** Start Extracted entries **

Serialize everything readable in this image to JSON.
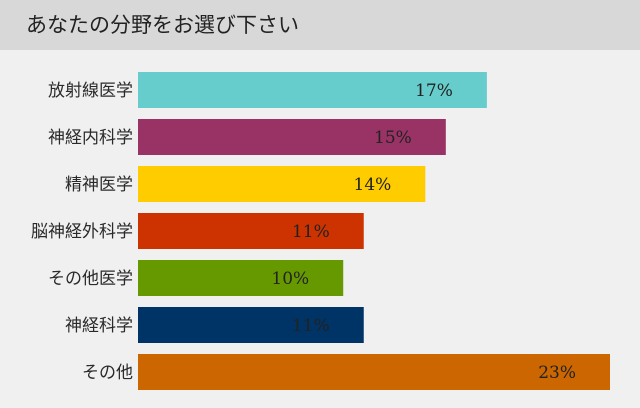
{
  "title": "あなたの分野をお選び下さい",
  "chart_data": {
    "type": "bar",
    "orientation": "horizontal",
    "title": "",
    "categories": [
      "放射線医学",
      "神経内科学",
      "精神医学",
      "脳神経外科学",
      "その他医学",
      "神経科学",
      "その他"
    ],
    "values": [
      17,
      15,
      14,
      11,
      10,
      11,
      23
    ],
    "value_labels": [
      "17%",
      "15%",
      "14%",
      "11%",
      "10%",
      "11%",
      "23%"
    ],
    "colors": [
      "#66cccc",
      "#993366",
      "#ffcc00",
      "#cc3300",
      "#669900",
      "#003366",
      "#cc6600"
    ],
    "xlim": [
      0,
      23
    ],
    "unit": "%",
    "grid": false,
    "legend": "none"
  }
}
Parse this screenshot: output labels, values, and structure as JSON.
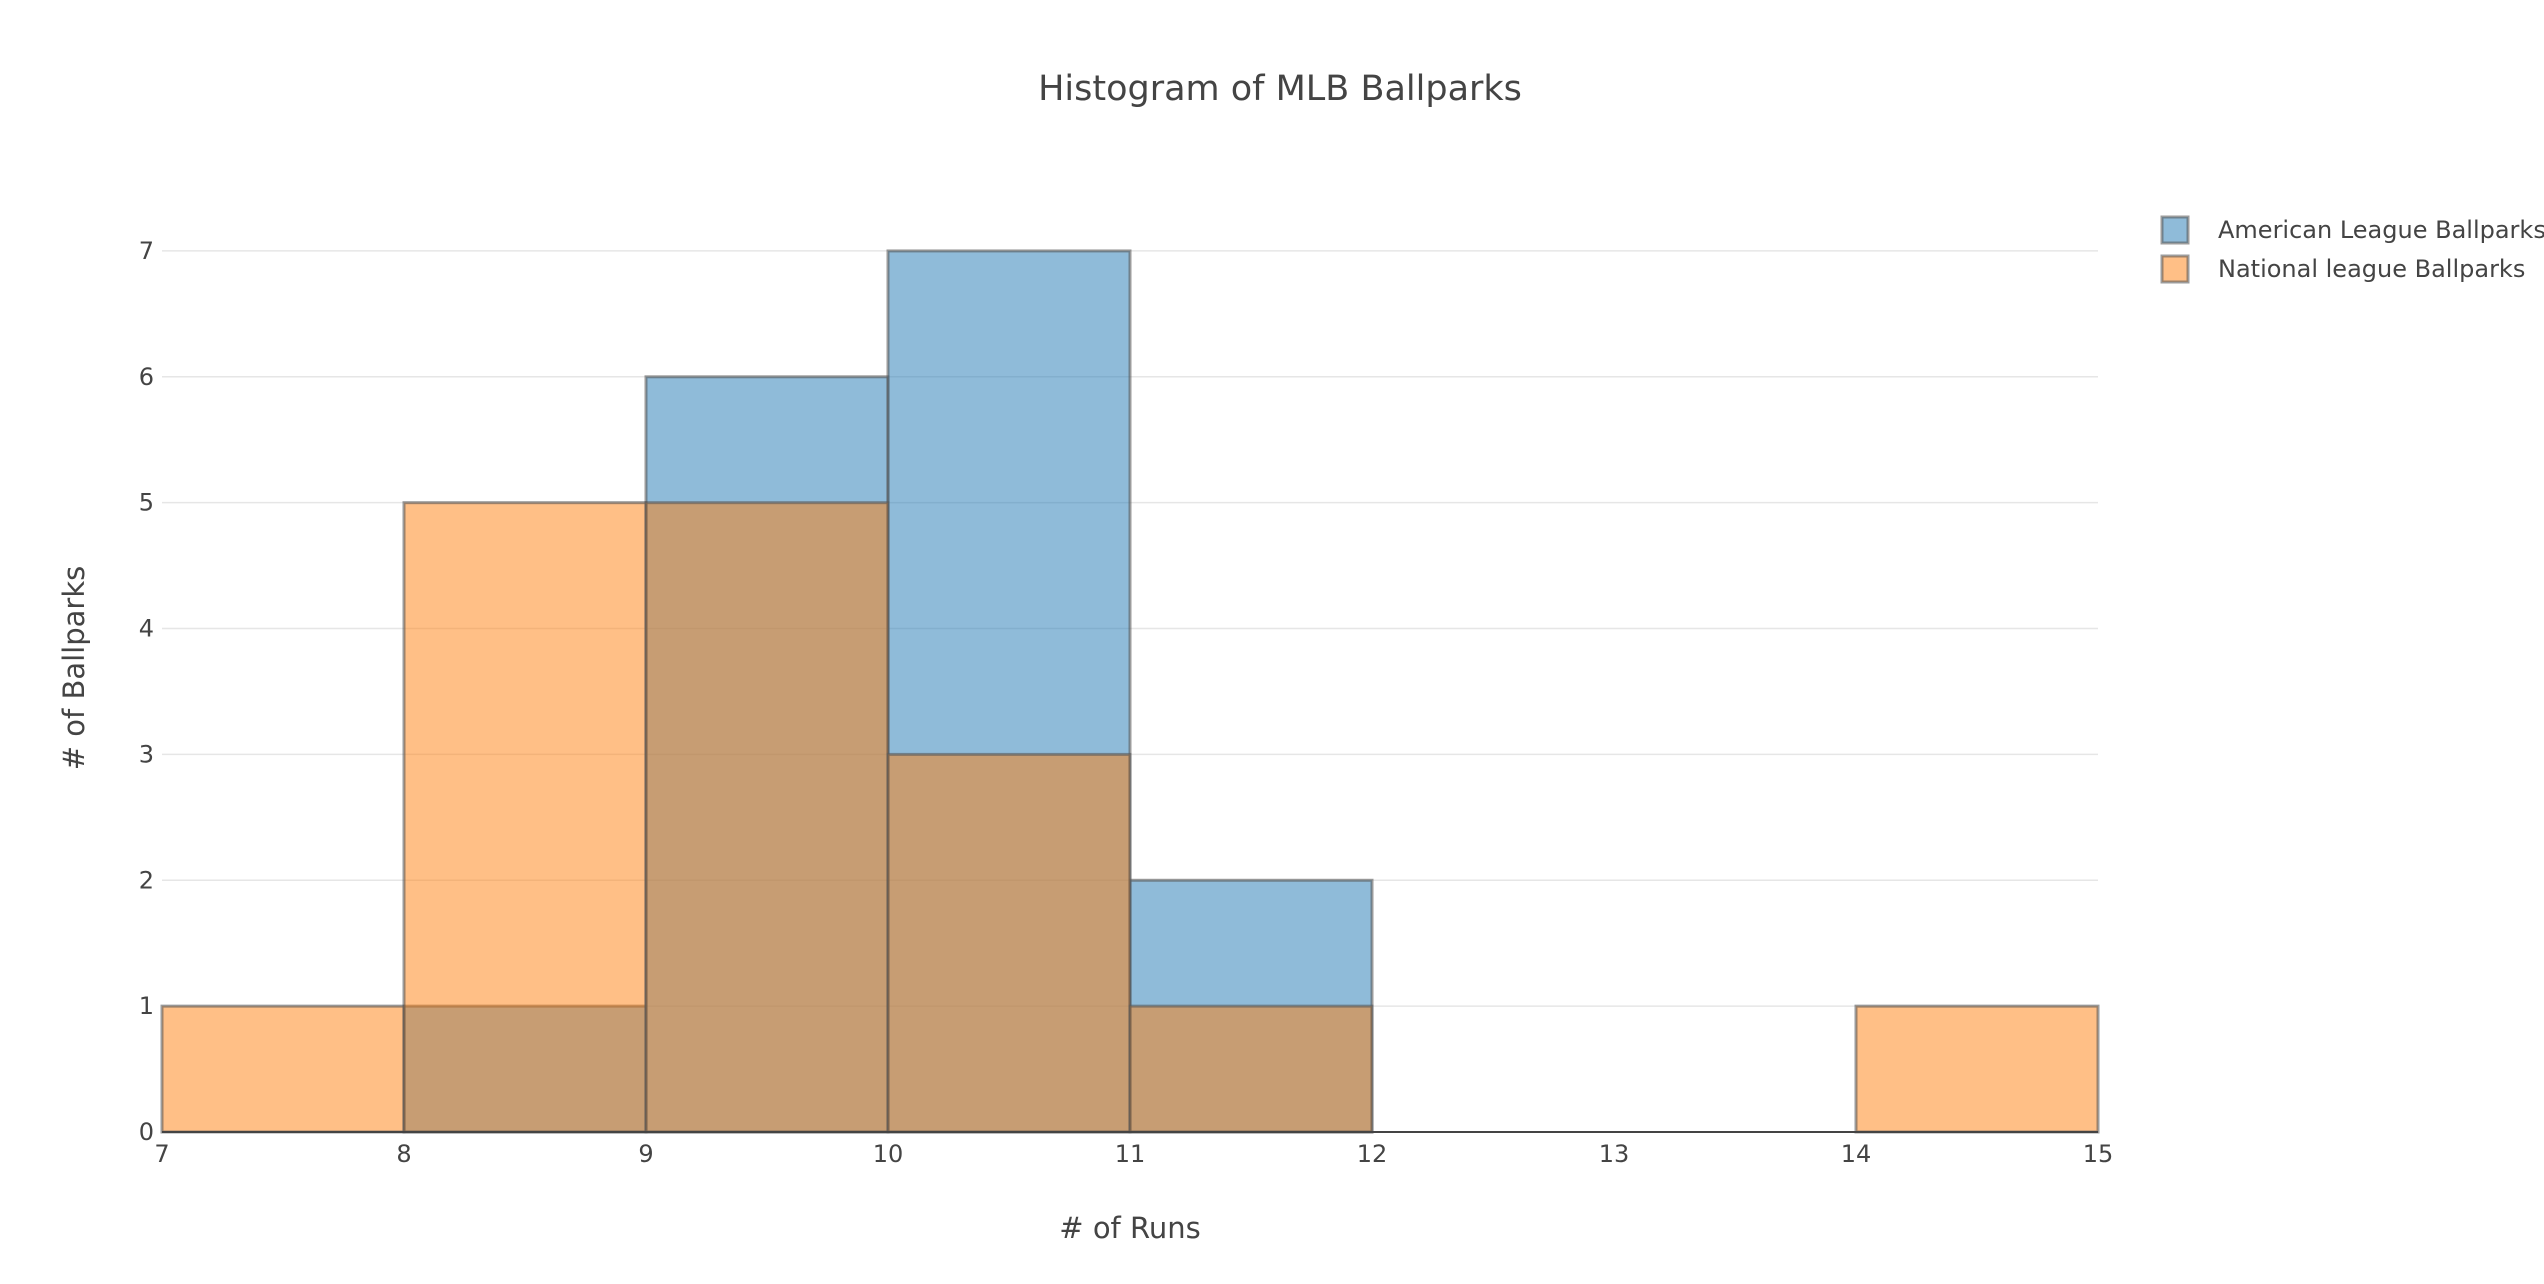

** End Extracted entries **

Exercise prompt:
Every line of the data above should be quoted exactly. Omit the pictures.

Answer for the task:
Serialize everything readable in this image to JSON.
{
  "title": "あなたの分野をお選び下さい",
  "chart_data": {
    "type": "bar",
    "orientation": "horizontal",
    "title": "",
    "categories": [
      "放射線医学",
      "神経内科学",
      "精神医学",
      "脳神経外科学",
      "その他医学",
      "神経科学",
      "その他"
    ],
    "values": [
      17,
      15,
      14,
      11,
      10,
      11,
      23
    ],
    "value_labels": [
      "17%",
      "15%",
      "14%",
      "11%",
      "10%",
      "11%",
      "23%"
    ],
    "colors": [
      "#66cccc",
      "#993366",
      "#ffcc00",
      "#cc3300",
      "#669900",
      "#003366",
      "#cc6600"
    ],
    "xlim": [
      0,
      23
    ],
    "unit": "%",
    "grid": false,
    "legend": "none"
  }
}
Parse this screenshot: output labels, values, and structure as JSON.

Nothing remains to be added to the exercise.